• **BRIEF**: Set down the full listing exactly as given. Any pictures are to be left out.

• **RECORDS FOR THE EXERCISE**:

--- BEGIN ---

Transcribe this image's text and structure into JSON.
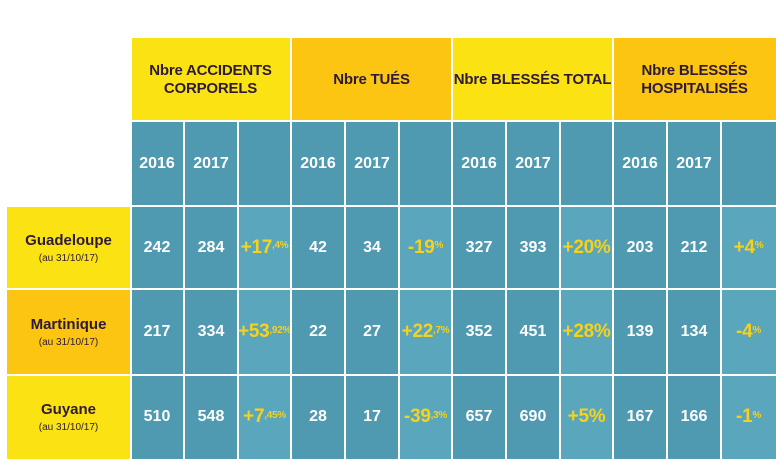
{
  "groups": [
    {
      "label": "Nbre ACCIDENTS CORPORELS"
    },
    {
      "label": "Nbre TUÉS"
    },
    {
      "label": "Nbre BLESSÉS TOTAL"
    },
    {
      "label": "Nbre BLESSÉS HOSPITALISÉS"
    }
  ],
  "years": [
    "2016",
    "2017"
  ],
  "rows": [
    {
      "name": "Guadeloupe",
      "date": "(au 31/10/17)",
      "groups": [
        {
          "v2016": "242",
          "v2017": "284",
          "pct_main": "+17",
          "pct_sup": ",4%"
        },
        {
          "v2016": "42",
          "v2017": "34",
          "pct_main": "-19",
          "pct_sup": "%"
        },
        {
          "v2016": "327",
          "v2017": "393",
          "pct_main": "+20%",
          "pct_sup": ""
        },
        {
          "v2016": "203",
          "v2017": "212",
          "pct_main": "+4",
          "pct_sup": "%"
        }
      ]
    },
    {
      "name": "Martinique",
      "date": "(au 31/10/17)",
      "groups": [
        {
          "v2016": "217",
          "v2017": "334",
          "pct_main": "+53",
          "pct_sup": ",92%"
        },
        {
          "v2016": "22",
          "v2017": "27",
          "pct_main": "+22",
          "pct_sup": ",7%"
        },
        {
          "v2016": "352",
          "v2017": "451",
          "pct_main": "+28%",
          "pct_sup": ""
        },
        {
          "v2016": "139",
          "v2017": "134",
          "pct_main": "-4",
          "pct_sup": "%"
        }
      ]
    },
    {
      "name": "Guyane",
      "date": "(au 31/10/17)",
      "groups": [
        {
          "v2016": "510",
          "v2017": "548",
          "pct_main": "+7",
          "pct_sup": ",45%"
        },
        {
          "v2016": "28",
          "v2017": "17",
          "pct_main": "-39",
          "pct_sup": ",3%"
        },
        {
          "v2016": "657",
          "v2017": "690",
          "pct_main": "+5%",
          "pct_sup": ""
        },
        {
          "v2016": "167",
          "v2017": "166",
          "pct_main": "-1",
          "pct_sup": "%"
        }
      ]
    }
  ],
  "colors": {
    "header_yellow": "#fbe313",
    "header_gold": "#fcc511",
    "teal_dark": "#4f9ab1",
    "teal_light": "#5aa6bd",
    "percent_yellow": "#f7d21a",
    "header_text": "#2d1a3a"
  }
}
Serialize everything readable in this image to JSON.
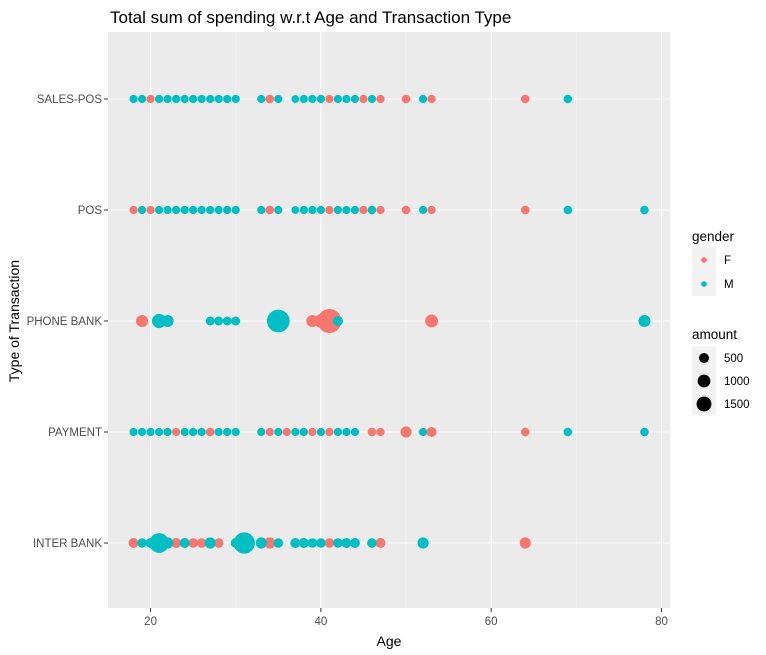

--- END ---

• **RESPONSE FOR THIS EXERCISE**:
Transcribe this image's text and structure into JSON.
{
  "groups": [
    {
      "label": "Nbre ACCIDENTS CORPORELS"
    },
    {
      "label": "Nbre TUÉS"
    },
    {
      "label": "Nbre BLESSÉS TOTAL"
    },
    {
      "label": "Nbre BLESSÉS HOSPITALISÉS"
    }
  ],
  "years": [
    "2016",
    "2017"
  ],
  "rows": [
    {
      "name": "Guadeloupe",
      "date": "(au 31/10/17)",
      "groups": [
        {
          "v2016": "242",
          "v2017": "284",
          "pct_main": "+17",
          "pct_sup": ",4%"
        },
        {
          "v2016": "42",
          "v2017": "34",
          "pct_main": "-19",
          "pct_sup": "%"
        },
        {
          "v2016": "327",
          "v2017": "393",
          "pct_main": "+20%",
          "pct_sup": ""
        },
        {
          "v2016": "203",
          "v2017": "212",
          "pct_main": "+4",
          "pct_sup": "%"
        }
      ]
    },
    {
      "name": "Martinique",
      "date": "(au 31/10/17)",
      "groups": [
        {
          "v2016": "217",
          "v2017": "334",
          "pct_main": "+53",
          "pct_sup": ",92%"
        },
        {
          "v2016": "22",
          "v2017": "27",
          "pct_main": "+22",
          "pct_sup": ",7%"
        },
        {
          "v2016": "352",
          "v2017": "451",
          "pct_main": "+28%",
          "pct_sup": ""
        },
        {
          "v2016": "139",
          "v2017": "134",
          "pct_main": "-4",
          "pct_sup": "%"
        }
      ]
    },
    {
      "name": "Guyane",
      "date": "(au 31/10/17)",
      "groups": [
        {
          "v2016": "510",
          "v2017": "548",
          "pct_main": "+7",
          "pct_sup": ",45%"
        },
        {
          "v2016": "28",
          "v2017": "17",
          "pct_main": "-39",
          "pct_sup": ",3%"
        },
        {
          "v2016": "657",
          "v2017": "690",
          "pct_main": "+5%",
          "pct_sup": ""
        },
        {
          "v2016": "167",
          "v2017": "166",
          "pct_main": "-1",
          "pct_sup": "%"
        }
      ]
    }
  ],
  "colors": {
    "header_yellow": "#fbe313",
    "header_gold": "#fcc511",
    "teal_dark": "#4f9ab1",
    "teal_light": "#5aa6bd",
    "percent_yellow": "#f7d21a",
    "header_text": "#2d1a3a"
  }
}
Serialize everything readable in this image to JSON.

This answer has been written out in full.